-- What you are asked to do --
Say how many lines contain "Leefbaar"; the answer is the number alone.

[Data entries for graphics]
========================
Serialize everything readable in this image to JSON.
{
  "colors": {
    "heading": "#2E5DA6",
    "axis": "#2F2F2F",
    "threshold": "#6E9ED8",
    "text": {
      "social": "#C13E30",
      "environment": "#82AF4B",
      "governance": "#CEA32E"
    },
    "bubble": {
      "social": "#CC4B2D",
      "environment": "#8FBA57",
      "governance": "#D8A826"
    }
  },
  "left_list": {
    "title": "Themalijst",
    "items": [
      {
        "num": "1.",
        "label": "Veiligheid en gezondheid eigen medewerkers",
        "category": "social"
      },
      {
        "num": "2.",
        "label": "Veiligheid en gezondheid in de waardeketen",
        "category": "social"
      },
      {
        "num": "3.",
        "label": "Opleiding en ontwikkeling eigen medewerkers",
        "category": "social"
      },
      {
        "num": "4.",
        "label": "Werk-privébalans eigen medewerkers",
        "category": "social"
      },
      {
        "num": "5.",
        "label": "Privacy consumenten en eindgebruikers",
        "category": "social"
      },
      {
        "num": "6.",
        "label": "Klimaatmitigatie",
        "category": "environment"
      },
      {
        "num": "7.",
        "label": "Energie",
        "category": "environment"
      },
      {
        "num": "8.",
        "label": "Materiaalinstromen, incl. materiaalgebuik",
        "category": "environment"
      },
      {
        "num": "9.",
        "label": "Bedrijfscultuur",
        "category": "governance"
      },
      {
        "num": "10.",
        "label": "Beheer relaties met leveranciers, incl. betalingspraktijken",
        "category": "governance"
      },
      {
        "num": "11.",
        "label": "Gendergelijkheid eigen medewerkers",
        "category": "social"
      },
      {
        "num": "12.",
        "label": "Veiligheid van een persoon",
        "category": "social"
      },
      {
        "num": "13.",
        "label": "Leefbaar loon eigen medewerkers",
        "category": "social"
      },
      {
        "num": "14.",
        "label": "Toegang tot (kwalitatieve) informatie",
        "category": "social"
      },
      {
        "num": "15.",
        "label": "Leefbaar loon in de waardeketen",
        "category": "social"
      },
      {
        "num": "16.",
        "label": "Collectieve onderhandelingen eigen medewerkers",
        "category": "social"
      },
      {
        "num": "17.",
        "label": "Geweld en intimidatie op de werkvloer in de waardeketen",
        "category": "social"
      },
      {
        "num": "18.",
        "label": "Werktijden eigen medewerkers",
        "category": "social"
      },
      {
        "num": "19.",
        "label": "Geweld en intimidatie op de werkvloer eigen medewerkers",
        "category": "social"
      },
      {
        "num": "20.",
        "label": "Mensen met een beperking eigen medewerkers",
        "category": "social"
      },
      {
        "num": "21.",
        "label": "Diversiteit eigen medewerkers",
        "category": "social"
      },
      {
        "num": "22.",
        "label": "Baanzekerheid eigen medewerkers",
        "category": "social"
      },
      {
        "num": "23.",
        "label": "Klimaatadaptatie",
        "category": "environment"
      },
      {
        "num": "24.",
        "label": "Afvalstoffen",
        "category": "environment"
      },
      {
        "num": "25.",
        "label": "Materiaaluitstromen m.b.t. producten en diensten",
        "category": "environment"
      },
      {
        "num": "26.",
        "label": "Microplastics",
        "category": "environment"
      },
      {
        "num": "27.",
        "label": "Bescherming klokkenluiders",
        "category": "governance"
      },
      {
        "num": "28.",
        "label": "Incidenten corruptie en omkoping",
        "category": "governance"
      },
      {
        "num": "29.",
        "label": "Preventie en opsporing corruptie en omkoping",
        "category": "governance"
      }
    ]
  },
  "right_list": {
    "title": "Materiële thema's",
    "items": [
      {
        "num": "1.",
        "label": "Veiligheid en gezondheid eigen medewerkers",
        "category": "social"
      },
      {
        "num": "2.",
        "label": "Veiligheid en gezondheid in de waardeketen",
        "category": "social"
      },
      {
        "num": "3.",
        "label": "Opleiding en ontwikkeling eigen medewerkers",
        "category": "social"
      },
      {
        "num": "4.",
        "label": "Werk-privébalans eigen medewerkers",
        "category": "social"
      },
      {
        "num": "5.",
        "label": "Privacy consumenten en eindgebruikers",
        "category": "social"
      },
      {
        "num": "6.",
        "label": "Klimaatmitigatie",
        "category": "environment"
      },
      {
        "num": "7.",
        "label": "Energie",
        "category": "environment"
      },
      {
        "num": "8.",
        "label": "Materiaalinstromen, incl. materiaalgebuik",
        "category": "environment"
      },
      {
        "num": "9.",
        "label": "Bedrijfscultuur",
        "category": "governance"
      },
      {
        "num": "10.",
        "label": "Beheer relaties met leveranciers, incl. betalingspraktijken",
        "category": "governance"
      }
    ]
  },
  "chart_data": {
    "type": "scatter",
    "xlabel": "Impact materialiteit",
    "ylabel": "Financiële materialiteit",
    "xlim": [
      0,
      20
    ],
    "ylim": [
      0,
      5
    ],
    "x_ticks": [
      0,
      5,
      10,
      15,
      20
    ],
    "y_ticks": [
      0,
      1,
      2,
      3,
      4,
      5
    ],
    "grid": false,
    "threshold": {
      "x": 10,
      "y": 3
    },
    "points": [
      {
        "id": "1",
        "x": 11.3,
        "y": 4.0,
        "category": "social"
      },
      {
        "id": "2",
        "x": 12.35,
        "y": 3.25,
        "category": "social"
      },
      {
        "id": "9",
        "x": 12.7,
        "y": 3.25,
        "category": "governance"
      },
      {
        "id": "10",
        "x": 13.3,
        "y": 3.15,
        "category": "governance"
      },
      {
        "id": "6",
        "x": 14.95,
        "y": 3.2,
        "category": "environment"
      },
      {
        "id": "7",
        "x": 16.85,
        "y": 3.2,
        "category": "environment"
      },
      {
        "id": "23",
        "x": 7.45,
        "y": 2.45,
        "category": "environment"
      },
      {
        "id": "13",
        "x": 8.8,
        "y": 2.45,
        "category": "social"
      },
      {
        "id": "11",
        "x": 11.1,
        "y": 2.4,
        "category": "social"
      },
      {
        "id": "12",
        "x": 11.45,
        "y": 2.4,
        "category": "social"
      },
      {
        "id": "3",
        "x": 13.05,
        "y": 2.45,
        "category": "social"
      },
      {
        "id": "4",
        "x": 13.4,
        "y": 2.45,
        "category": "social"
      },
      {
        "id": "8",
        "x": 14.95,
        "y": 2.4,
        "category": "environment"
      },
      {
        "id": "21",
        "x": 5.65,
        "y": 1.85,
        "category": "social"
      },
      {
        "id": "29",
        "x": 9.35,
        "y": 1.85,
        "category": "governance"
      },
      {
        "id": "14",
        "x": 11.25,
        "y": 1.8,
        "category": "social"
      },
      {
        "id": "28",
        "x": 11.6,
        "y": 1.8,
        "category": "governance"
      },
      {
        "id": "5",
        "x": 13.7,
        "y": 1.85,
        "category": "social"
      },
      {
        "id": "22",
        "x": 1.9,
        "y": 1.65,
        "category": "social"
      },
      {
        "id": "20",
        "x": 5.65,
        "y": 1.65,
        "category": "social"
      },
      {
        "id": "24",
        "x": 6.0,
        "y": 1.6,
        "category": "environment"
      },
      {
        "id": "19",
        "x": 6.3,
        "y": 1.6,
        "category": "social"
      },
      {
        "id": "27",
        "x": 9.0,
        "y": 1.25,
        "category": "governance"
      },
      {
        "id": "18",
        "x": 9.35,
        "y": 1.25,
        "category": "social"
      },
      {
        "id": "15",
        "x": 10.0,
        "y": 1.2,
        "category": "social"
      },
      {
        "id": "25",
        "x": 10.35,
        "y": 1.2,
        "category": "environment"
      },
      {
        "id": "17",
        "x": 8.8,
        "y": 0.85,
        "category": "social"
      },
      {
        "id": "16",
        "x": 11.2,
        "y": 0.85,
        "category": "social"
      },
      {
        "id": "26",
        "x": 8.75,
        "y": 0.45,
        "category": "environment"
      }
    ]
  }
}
========================
-- Full response --
2